EXERCISE AIM :: Reproduce every entry that follows word for word, but omit the images.

WORKING DATA ::
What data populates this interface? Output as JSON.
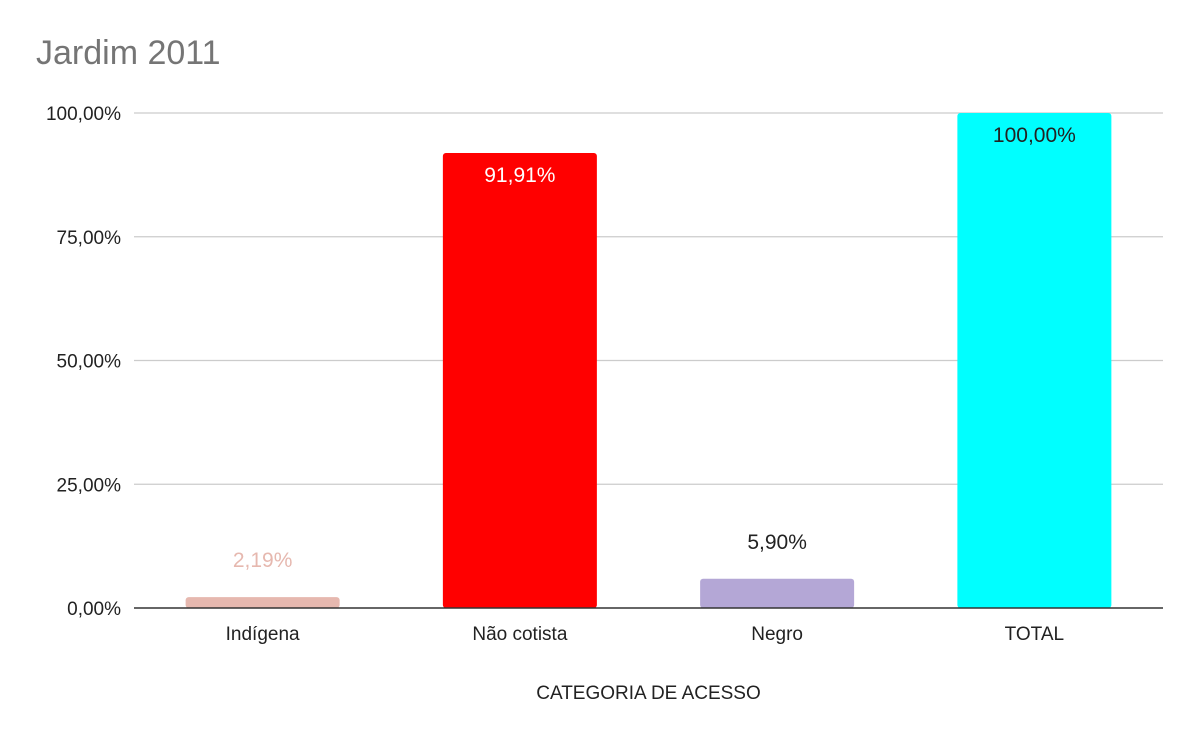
{
  "chart_data": {
    "type": "bar",
    "title": "Jardim 2011",
    "xlabel": "CATEGORIA DE ACESSO",
    "ylabel": "",
    "ylim": [
      0,
      100
    ],
    "yticks": [
      0,
      25,
      50,
      75,
      100
    ],
    "ytick_labels": [
      "0,00%",
      "25,00%",
      "50,00%",
      "75,00%",
      "100,00%"
    ],
    "grid": true,
    "categories": [
      "Indígena",
      "Não cotista",
      "Negro",
      "TOTAL"
    ],
    "values": [
      2.19,
      91.91,
      5.9,
      100.0
    ],
    "value_labels": [
      "2,19%",
      "91,91%",
      "5,90%",
      "100,00%"
    ],
    "colors": [
      "#e6b8af",
      "#ff0000",
      "#b4a7d6",
      "#00ffff"
    ],
    "label_colors": [
      "#e6b8af",
      "#ffffff",
      "#222222",
      "#222222"
    ]
  }
}
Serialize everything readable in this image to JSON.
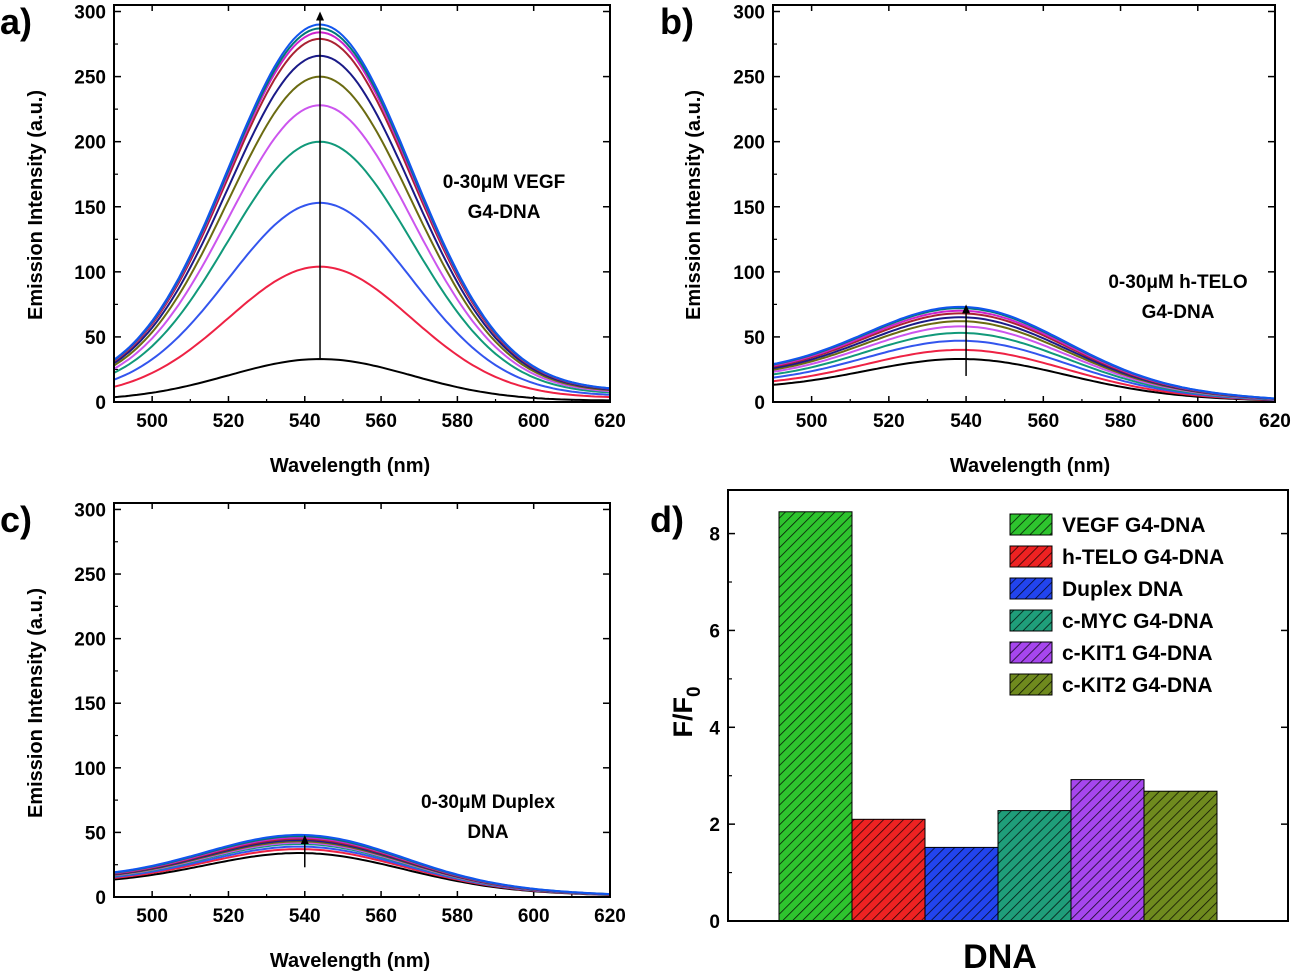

RESPONSE TO THIS EXERCISE ::
What data populates this interface? Output as JSON.
{
  "chart_data": {
    "type": "bar",
    "title": "Jardim 2011",
    "xlabel": "CATEGORIA DE ACESSO",
    "ylabel": "",
    "ylim": [
      0,
      100
    ],
    "yticks": [
      0,
      25,
      50,
      75,
      100
    ],
    "ytick_labels": [
      "0,00%",
      "25,00%",
      "50,00%",
      "75,00%",
      "100,00%"
    ],
    "grid": true,
    "categories": [
      "Indígena",
      "Não cotista",
      "Negro",
      "TOTAL"
    ],
    "values": [
      2.19,
      91.91,
      5.9,
      100.0
    ],
    "value_labels": [
      "2,19%",
      "91,91%",
      "5,90%",
      "100,00%"
    ],
    "colors": [
      "#e6b8af",
      "#ff0000",
      "#b4a7d6",
      "#00ffff"
    ],
    "label_colors": [
      "#e6b8af",
      "#ffffff",
      "#222222",
      "#222222"
    ]
  }
}
Serialize everything readable in this image to JSON.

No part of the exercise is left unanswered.